OBJECTIVE ▸ Using the records below, please work out how many lines contain "company"; answer with the number alone.
____
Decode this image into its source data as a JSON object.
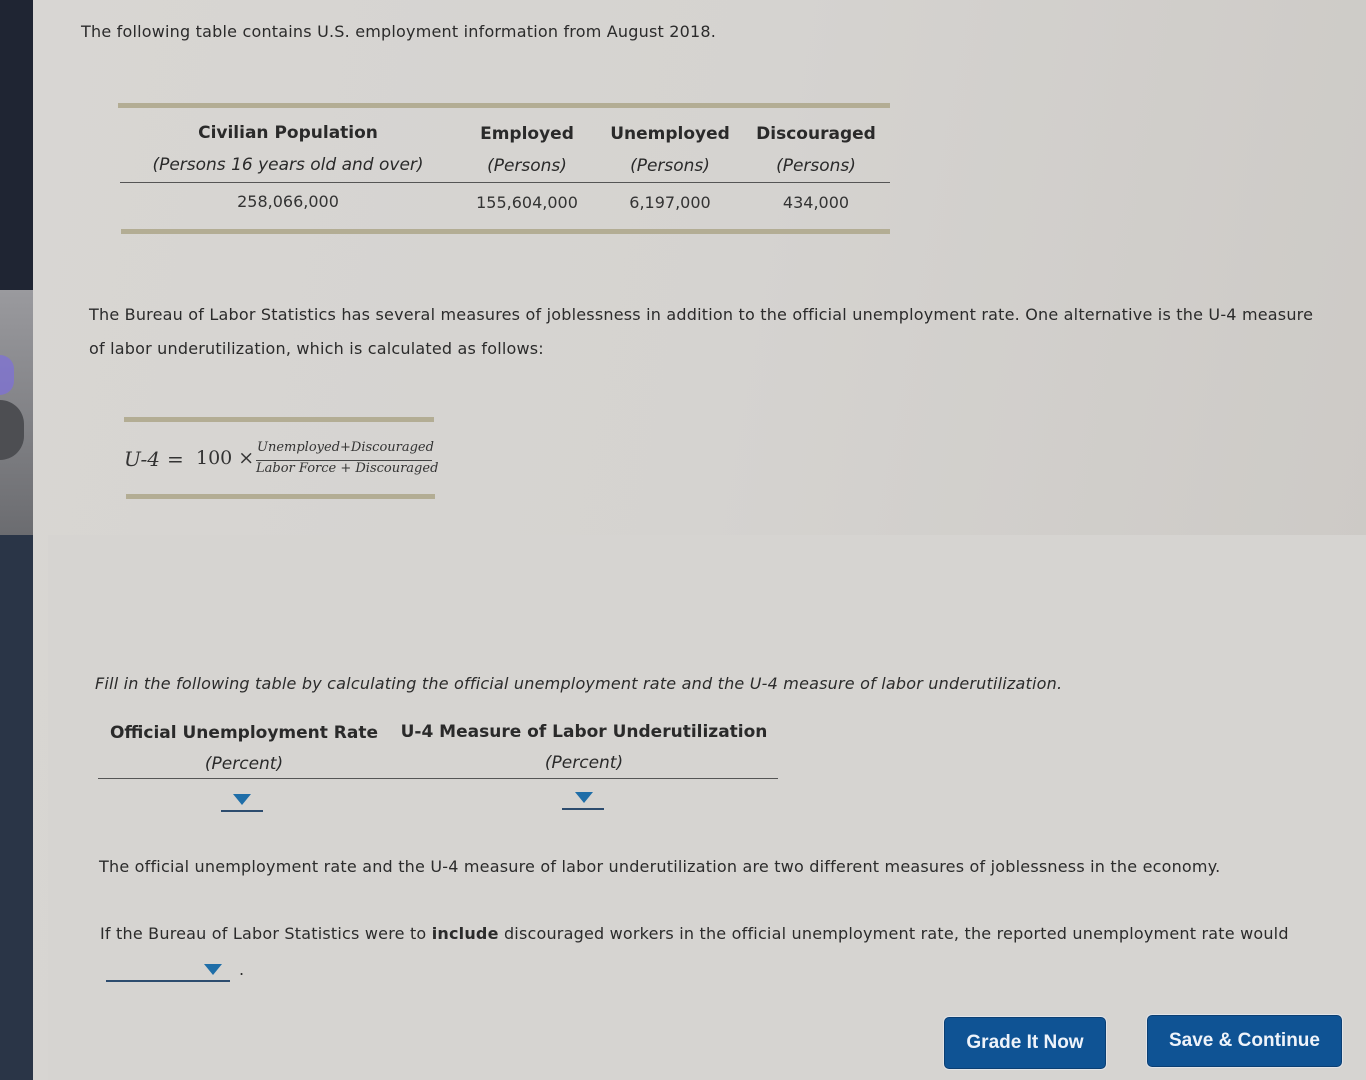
{
  "intro_text": "The following table contains U.S. employment information from August 2018.",
  "employment_table": {
    "columns": [
      {
        "header": "Civilian Population",
        "subheader": "(Persons 16 years old and over)",
        "value": "258,066,000"
      },
      {
        "header": "Employed",
        "subheader": "(Persons)",
        "value": "155,604,000"
      },
      {
        "header": "Unemployed",
        "subheader": "(Persons)",
        "value": "6,197,000"
      },
      {
        "header": "Discouraged",
        "subheader": "(Persons)",
        "value": "434,000"
      }
    ]
  },
  "bls_paragraph": {
    "line1": "The Bureau of Labor Statistics has several measures of joblessness in addition to the official unemployment rate. One alternative is the U-4 measure",
    "line2": "of labor underutilization, which is calculated as follows:"
  },
  "formula": {
    "lhs": "U-4",
    "equals": "=",
    "multiplier": "100 ×",
    "numerator": "Unemployed+Discouraged",
    "denominator": "Labor Force + Discouraged"
  },
  "fill_instruction": "Fill in the following table by calculating the official unemployment rate and the U-4 measure of labor underutilization.",
  "answer_table": {
    "columns": [
      {
        "header": "Official Unemployment Rate",
        "subheader": "(Percent)",
        "selected": ""
      },
      {
        "header": "U-4 Measure of Labor Underutilization",
        "subheader": "(Percent)",
        "selected": ""
      }
    ]
  },
  "statement_text": "The official unemployment rate and the U-4 measure of labor underutilization are two different measures of joblessness in the economy.",
  "question": {
    "prefix": "If the Bureau of Labor Statistics were to ",
    "bold": "include",
    "suffix": " discouraged workers in the official unemployment rate, the reported unemployment rate would",
    "selected": "",
    "end_punct": "."
  },
  "buttons": {
    "grade": "Grade It Now",
    "save": "Save & Continue"
  },
  "colors": {
    "button_bg": "#0f5394",
    "dropdown_arrow": "#1f6ea8",
    "table_rule": "#b3ad94"
  }
}
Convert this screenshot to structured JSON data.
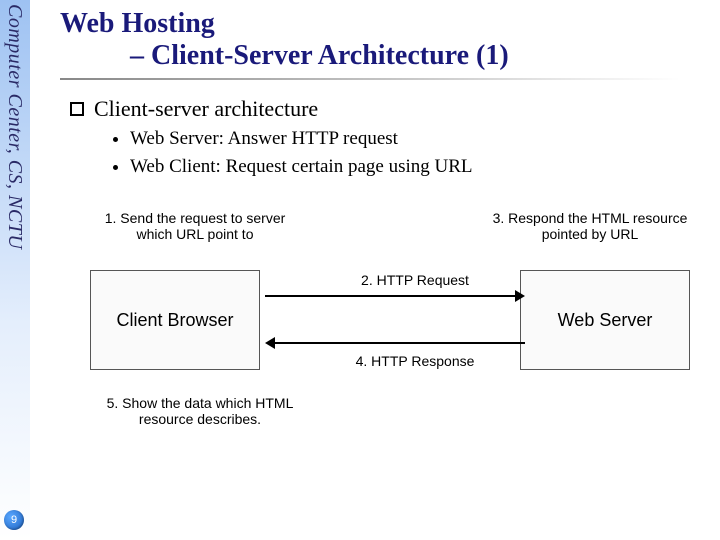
{
  "sidebar": {
    "org": "Computer Center, CS, NCTU"
  },
  "page": {
    "number": "9"
  },
  "title": {
    "line1": "Web Hosting",
    "line2": "– Client-Server Architecture (1)"
  },
  "bullets": {
    "main": "Client-server architecture",
    "sub": [
      "Web Server: Answer HTTP request",
      "Web Client: Request certain page using URL"
    ]
  },
  "diagram": {
    "step1": "1. Send the request to server which URL point to",
    "step3": "3. Respond the HTML resource pointed by URL",
    "client_box": "Client Browser",
    "server_box": "Web Server",
    "label_request": "2. HTTP Request",
    "label_response": "4. HTTP Response",
    "step5": "5. Show the data which HTML resource describes."
  }
}
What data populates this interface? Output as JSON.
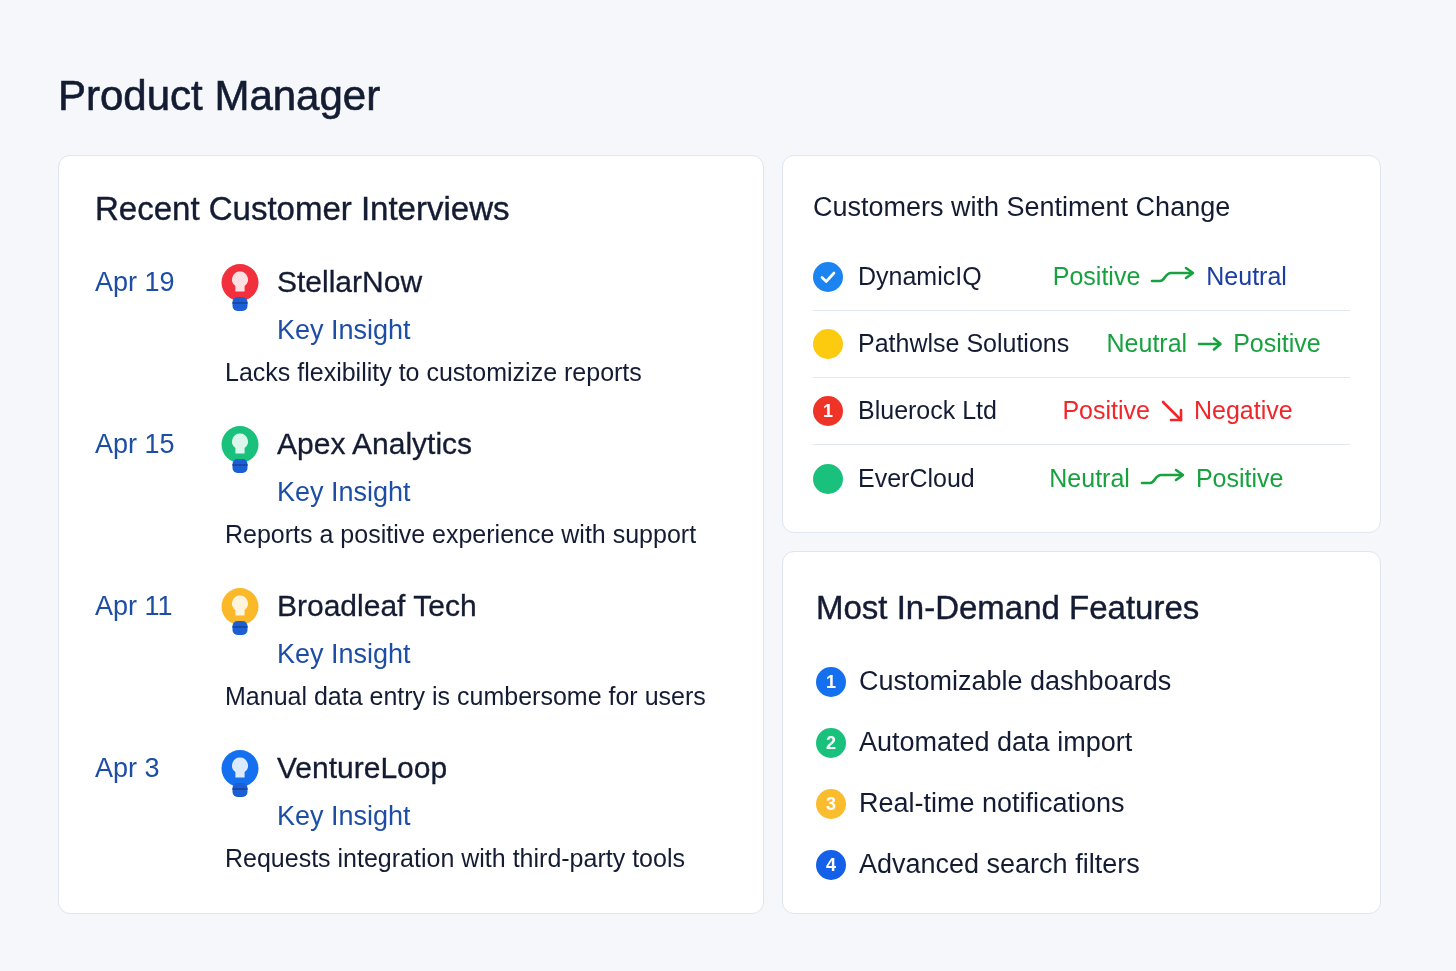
{
  "page": {
    "title": "Product Manager"
  },
  "interviews": {
    "title": "Recent Customer Interviews",
    "items": [
      {
        "date": "Apr 19",
        "color": "#f2303d",
        "company": "StellarNow",
        "label": "Key Insight",
        "insight": "Lacks flexibility to customizize reports"
      },
      {
        "date": "Apr 15",
        "color": "#19c17c",
        "company": "Apex Analytics",
        "label": "Key Insight",
        "insight": "Reports a positive experience with support"
      },
      {
        "date": "Apr 11",
        "color": "#fbb829",
        "company": "Broadleaf Tech",
        "label": "Key Insight",
        "insight": "Manual data entry is cumbersome for users"
      },
      {
        "date": "Apr 3",
        "color": "#1570ef",
        "company": "VentureLoop",
        "label": "Key Insight",
        "insight": "Requests integration with third-party tools"
      }
    ]
  },
  "sentiment": {
    "title": "Customers with Sentiment Change",
    "items": [
      {
        "marker": {
          "kind": "check",
          "color": "#1b84f0"
        },
        "name": "DynamicIQ",
        "from": {
          "text": "Positive",
          "color": "#17a23f"
        },
        "arrow": {
          "kind": "wavy"
        },
        "to": {
          "text": "Neutral",
          "color": "#1c3ea3"
        }
      },
      {
        "marker": {
          "kind": "dot",
          "color": "#fccb0f"
        },
        "name": "Pathwlse Solutions",
        "from": {
          "text": "Neutral",
          "color": "#17a23f"
        },
        "arrow": {
          "kind": "straight"
        },
        "to": {
          "text": "Positive",
          "color": "#17a23f"
        }
      },
      {
        "marker": {
          "kind": "count",
          "color": "#ef3327",
          "count": "1"
        },
        "name": "Bluerock Ltd",
        "from": {
          "text": "Positive",
          "color": "#f2262a"
        },
        "arrow": {
          "kind": "down"
        },
        "to": {
          "text": "Negative",
          "color": "#f2262a"
        }
      },
      {
        "marker": {
          "kind": "dot",
          "color": "#19c17c"
        },
        "name": "EverCloud",
        "from": {
          "text": "Neutral",
          "color": "#17a23f"
        },
        "arrow": {
          "kind": "wavy"
        },
        "to": {
          "text": "Positive",
          "color": "#17a23f"
        }
      }
    ]
  },
  "features": {
    "title": "Most In-Demand Features",
    "items": [
      {
        "number": "1",
        "color": "#1570ef",
        "text": "Customizable dashboards"
      },
      {
        "number": "2",
        "color": "#19c17c",
        "text": "Automated data import"
      },
      {
        "number": "3",
        "color": "#fbbd2e",
        "text": "Real-time notifications"
      },
      {
        "number": "4",
        "color": "#1460e8",
        "text": "Advanced search filters"
      }
    ]
  }
}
____
RESPONSE TO THIS TASK ▸ 4